Objective
Write out every line below that includes the word "voltage".

Supplied material
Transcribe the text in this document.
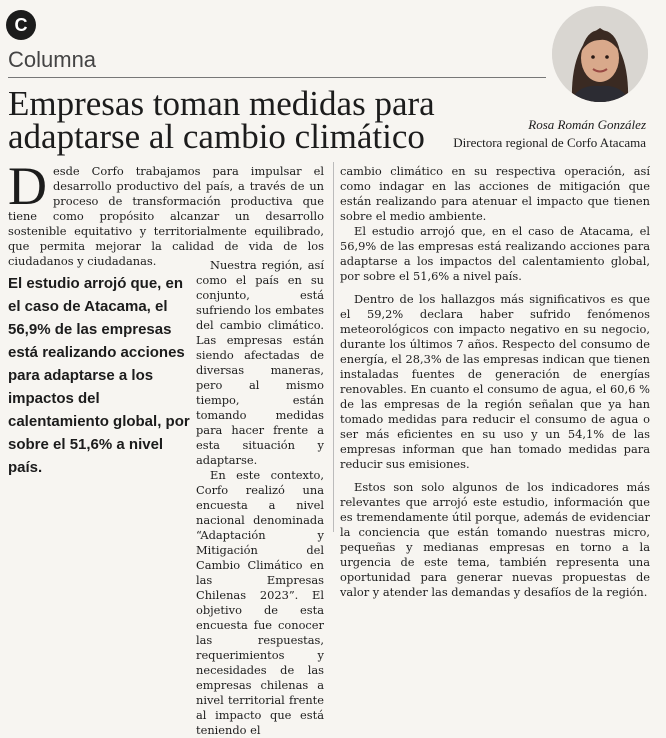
C
Columna
Empresas toman medidas para adaptarse al cambio climático	Rosa Román González
Directora regional de Corfo Atacama

Desde Corfo trabajamos para impulsar el desarrollo productivo del país, a través de un proceso de transformación productiva que tiene como propósito alcanzar un desarrollo sostenible equitativo y territorialmente equilibrado, que permita mejorar la calidad de vida de los ciudadanos y ciudadanas.

El estudio arrojó que, en el caso de Atacama, el 56,9% de las empresas está realizando acciones para adaptarse a los impactos del calentamiento global, por sobre el 51,6% a nivel país.

Nuestra región, así como el país en su conjunto, está sufriendo los embates del cambio climático. Las empresas están siendo afectadas de diversas maneras, pero al mismo tiempo, están tomando medidas para hacer frente a esta situación y adaptarse.

En este contexto, Corfo realizó una encuesta a nivel nacional denominada “Adaptación y Mitigación del Cambio Climático en las Empresas Chilenas 2023”. El objetivo de esta encuesta fue conocer las respuestas, requerimientos y necesidades de las empresas chilenas a nivel territorial frente al impacto que está teniendo el

cambio climático en su respectiva operación, así como indagar en las acciones de mitigación que están realizando para atenuar el impacto que tienen sobre el medio ambiente.

El estudio arrojó que, en el caso de Atacama, el 56,9% de las empresas está realizando acciones para adaptarse a los impactos del calentamiento global, por sobre el 51,6% a nivel país.

Dentro de los hallazgos más significativos es que el 59,2% declara haber sufrido fenómenos meteorológicos con impacto negativo en su negocio, durante los últimos 7 años. Respecto del consumo de energía, el 28,3% de las empresas indican que tienen instaladas fuentes de generación de energías renovables. En cuanto el consumo de agua, el 60,6 % de las empresas de la región señalan que ya han tomado medidas para reducir el consumo de agua o ser más eficientes en su uso y un 54,1% de las empresas informan que han tomado medidas para reducir sus emisiones.

Estos son solo algunos de los indicadores más relevantes que arrojó este estudio, información que es tremendamente útil porque, además de evidenciar la conciencia que están tomando nuestras micro, pequeñas y medianas empresas en torno a la urgencia de este tema, también representa una oportunidad para generar nuevas propuestas de valor y atender las demandas y desafíos de la región.
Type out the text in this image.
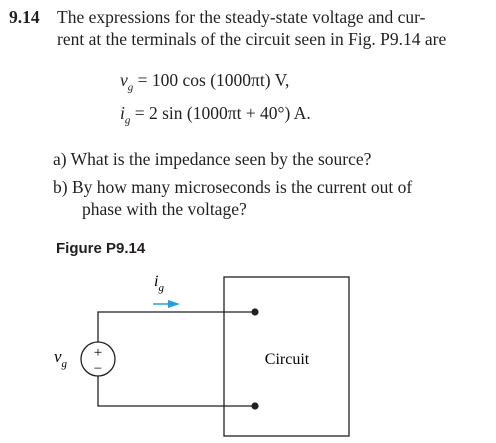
9.14 The expressions for the steady-state voltage and cur-
rent at the terminals of the circuit seen in Fig. P9.14 are
$v_g = 100$ cos (1000πt) V,
$i_g = 2$ sin (1000πt + 40°) A.
a) What is the impedance seen by the source?
b) By how many microseconds is the current out of
phase with the voltage?
Figure P9.14
+
−
$v_g$
$i_g$
Circuit
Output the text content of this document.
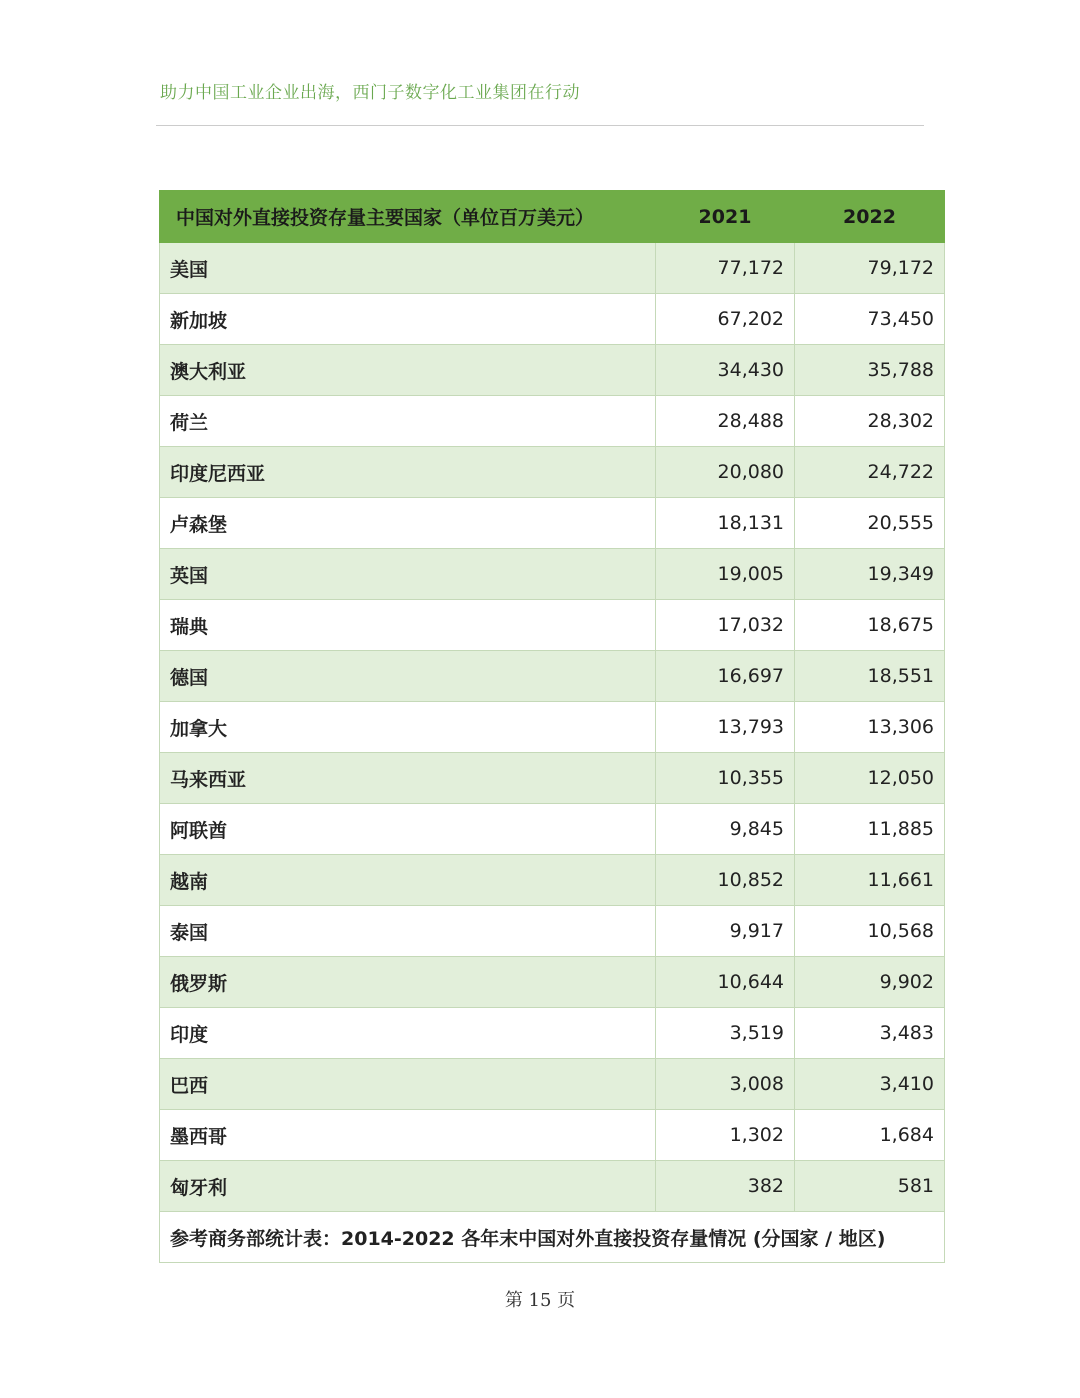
助力中国工业企业出海，西门子数字化工业集团在行动
中国对外直接投资存量主要国家（单位百万美元）	2021	2022
美国	77,172	79,172
新加坡	67,202	73,450
澳大利亚	34,430	35,788
荷兰	28,488	28,302
印度尼西亚	20,080	24,722
卢森堡	18,131	20,555
英国	19,005	19,349
瑞典	17,032	18,675
德国	16,697	18,551
加拿大	13,793	13,306
马来西亚	10,355	12,050
阿联酋	9,845	11,885
越南	10,852	11,661
泰国	9,917	10,568
俄罗斯	10,644	9,902
印度	3,519	3,483
巴西	3,008	3,410
墨西哥	1,302	1,684
匈牙利	382	581
参考商务部统计表：2014-2022 各年末中国对外直接投资存量情况 (分国家 / 地区)		
第 15 页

Worked answer
9.14 The expressions for the steady-state voltage and cur-
phase with the voltage?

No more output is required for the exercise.